Give a count of the lines below that have the string "sales" in them, with no other words.

-------- Stored rows --------

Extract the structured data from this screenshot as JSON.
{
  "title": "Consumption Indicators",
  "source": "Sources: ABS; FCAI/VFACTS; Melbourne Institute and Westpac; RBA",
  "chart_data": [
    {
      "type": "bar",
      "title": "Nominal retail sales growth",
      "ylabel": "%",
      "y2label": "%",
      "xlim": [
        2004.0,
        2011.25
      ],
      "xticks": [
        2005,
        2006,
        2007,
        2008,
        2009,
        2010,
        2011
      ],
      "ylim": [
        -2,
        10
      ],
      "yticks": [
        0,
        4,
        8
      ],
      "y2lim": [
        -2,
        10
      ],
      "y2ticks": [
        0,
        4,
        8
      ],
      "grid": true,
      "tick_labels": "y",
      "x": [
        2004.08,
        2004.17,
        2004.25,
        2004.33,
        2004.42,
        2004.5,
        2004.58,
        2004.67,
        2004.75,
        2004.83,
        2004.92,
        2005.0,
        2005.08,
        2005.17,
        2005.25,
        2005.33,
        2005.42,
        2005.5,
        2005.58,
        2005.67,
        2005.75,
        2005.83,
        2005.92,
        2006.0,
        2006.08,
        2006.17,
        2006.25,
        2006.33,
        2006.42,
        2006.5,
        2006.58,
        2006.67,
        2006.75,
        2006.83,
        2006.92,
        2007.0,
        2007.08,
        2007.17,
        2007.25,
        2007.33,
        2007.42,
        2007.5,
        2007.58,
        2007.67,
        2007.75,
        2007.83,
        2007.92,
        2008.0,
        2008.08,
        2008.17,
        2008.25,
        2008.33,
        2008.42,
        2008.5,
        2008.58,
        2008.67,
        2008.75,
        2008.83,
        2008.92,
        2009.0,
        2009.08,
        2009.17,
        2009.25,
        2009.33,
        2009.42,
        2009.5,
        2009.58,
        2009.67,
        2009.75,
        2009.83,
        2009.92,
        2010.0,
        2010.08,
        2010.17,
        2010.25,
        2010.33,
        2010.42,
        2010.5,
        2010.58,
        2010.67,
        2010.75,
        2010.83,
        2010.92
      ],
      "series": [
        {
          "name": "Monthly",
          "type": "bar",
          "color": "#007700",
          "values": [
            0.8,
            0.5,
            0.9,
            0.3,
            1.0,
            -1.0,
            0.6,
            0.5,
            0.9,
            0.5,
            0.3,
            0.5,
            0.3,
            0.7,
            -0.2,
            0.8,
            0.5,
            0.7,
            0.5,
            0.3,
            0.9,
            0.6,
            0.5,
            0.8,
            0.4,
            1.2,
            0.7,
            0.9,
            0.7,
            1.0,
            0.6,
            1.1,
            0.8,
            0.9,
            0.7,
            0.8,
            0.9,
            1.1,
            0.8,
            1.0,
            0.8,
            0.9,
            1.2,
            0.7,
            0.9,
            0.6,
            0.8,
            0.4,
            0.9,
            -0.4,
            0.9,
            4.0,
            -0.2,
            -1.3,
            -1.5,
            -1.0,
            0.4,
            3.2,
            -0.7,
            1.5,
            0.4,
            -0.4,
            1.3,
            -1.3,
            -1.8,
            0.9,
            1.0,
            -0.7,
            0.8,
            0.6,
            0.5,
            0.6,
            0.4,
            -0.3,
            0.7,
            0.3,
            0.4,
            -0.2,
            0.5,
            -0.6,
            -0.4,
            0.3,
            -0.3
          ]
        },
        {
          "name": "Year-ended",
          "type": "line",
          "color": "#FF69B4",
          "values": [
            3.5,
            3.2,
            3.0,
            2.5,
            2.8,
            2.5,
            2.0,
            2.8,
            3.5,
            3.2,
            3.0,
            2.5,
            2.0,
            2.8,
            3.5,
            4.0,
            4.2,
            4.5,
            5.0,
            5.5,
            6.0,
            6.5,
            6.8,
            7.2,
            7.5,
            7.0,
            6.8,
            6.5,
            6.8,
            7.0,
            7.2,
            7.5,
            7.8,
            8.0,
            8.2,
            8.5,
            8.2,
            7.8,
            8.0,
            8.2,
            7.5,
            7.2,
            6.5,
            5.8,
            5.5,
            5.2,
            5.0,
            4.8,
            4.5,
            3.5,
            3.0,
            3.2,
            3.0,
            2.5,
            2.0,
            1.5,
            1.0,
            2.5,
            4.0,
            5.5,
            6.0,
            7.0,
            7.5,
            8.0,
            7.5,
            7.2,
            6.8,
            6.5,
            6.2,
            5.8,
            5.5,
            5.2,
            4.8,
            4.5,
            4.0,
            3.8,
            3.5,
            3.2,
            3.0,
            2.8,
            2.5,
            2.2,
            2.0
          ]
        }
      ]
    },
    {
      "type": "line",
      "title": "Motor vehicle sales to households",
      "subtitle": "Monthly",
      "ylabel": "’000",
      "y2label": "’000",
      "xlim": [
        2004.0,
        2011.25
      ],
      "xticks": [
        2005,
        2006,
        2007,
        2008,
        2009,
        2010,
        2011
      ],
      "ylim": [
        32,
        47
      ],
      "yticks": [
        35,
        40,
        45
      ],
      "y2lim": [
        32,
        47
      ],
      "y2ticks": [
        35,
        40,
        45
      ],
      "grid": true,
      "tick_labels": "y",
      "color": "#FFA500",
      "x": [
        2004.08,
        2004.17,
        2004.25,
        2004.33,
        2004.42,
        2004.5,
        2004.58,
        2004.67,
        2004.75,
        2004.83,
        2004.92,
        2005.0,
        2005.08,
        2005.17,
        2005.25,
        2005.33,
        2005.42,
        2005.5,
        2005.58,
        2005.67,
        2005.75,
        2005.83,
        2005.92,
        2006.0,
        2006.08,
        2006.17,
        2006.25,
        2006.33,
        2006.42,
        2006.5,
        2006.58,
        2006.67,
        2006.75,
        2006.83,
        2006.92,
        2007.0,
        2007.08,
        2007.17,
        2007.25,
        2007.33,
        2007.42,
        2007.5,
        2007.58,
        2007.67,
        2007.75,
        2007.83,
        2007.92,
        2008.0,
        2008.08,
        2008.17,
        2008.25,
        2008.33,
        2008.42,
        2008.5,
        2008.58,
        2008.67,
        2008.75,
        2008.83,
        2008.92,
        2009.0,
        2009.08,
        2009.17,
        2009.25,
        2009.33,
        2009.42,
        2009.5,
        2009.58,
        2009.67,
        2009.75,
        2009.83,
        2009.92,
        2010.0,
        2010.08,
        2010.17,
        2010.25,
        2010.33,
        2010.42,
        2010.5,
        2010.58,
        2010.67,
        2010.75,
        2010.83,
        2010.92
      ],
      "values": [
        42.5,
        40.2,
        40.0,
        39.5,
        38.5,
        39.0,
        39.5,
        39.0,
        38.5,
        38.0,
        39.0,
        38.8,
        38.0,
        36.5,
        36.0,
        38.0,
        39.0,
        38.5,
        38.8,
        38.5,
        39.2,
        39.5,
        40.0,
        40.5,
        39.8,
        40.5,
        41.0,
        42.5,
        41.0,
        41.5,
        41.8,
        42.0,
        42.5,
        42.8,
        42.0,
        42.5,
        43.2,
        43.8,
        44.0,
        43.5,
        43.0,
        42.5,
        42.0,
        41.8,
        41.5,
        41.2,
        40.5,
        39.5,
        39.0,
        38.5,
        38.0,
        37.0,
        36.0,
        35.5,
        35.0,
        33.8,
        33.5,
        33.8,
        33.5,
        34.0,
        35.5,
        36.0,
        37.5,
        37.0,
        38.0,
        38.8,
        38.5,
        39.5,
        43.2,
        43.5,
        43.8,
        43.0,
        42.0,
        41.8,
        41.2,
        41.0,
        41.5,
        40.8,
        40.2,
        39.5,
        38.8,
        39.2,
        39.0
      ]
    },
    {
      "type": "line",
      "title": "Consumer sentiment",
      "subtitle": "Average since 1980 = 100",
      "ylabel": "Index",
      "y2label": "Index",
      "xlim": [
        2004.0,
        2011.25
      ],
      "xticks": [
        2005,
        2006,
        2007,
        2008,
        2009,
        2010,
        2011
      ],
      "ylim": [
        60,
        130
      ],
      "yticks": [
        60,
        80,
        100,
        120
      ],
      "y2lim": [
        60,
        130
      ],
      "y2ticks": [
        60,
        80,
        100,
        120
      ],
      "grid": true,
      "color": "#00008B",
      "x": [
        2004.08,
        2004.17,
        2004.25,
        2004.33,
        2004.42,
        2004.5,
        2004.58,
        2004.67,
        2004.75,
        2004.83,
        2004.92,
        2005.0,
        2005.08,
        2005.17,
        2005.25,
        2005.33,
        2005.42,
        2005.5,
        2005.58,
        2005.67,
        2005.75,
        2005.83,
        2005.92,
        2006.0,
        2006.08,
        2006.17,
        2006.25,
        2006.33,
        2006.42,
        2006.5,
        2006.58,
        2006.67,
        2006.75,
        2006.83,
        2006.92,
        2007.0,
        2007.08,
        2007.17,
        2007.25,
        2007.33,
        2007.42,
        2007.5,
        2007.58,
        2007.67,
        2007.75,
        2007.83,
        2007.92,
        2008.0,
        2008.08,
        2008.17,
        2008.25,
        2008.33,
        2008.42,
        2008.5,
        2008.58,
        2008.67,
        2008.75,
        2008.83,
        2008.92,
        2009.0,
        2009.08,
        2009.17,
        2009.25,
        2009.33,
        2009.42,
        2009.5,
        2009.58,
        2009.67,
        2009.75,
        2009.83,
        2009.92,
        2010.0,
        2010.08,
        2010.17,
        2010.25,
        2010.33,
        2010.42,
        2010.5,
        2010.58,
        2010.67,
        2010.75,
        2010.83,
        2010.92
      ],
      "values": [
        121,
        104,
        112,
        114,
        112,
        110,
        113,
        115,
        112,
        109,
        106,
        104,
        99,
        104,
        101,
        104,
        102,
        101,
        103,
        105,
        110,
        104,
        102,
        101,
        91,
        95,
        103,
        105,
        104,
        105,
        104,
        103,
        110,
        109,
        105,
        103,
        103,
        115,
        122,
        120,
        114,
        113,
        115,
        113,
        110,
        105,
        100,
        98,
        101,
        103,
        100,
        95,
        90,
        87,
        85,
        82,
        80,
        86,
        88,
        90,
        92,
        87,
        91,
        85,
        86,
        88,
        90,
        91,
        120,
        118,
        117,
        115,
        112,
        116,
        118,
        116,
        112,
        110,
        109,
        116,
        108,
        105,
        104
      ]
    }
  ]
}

--------

[The response]
2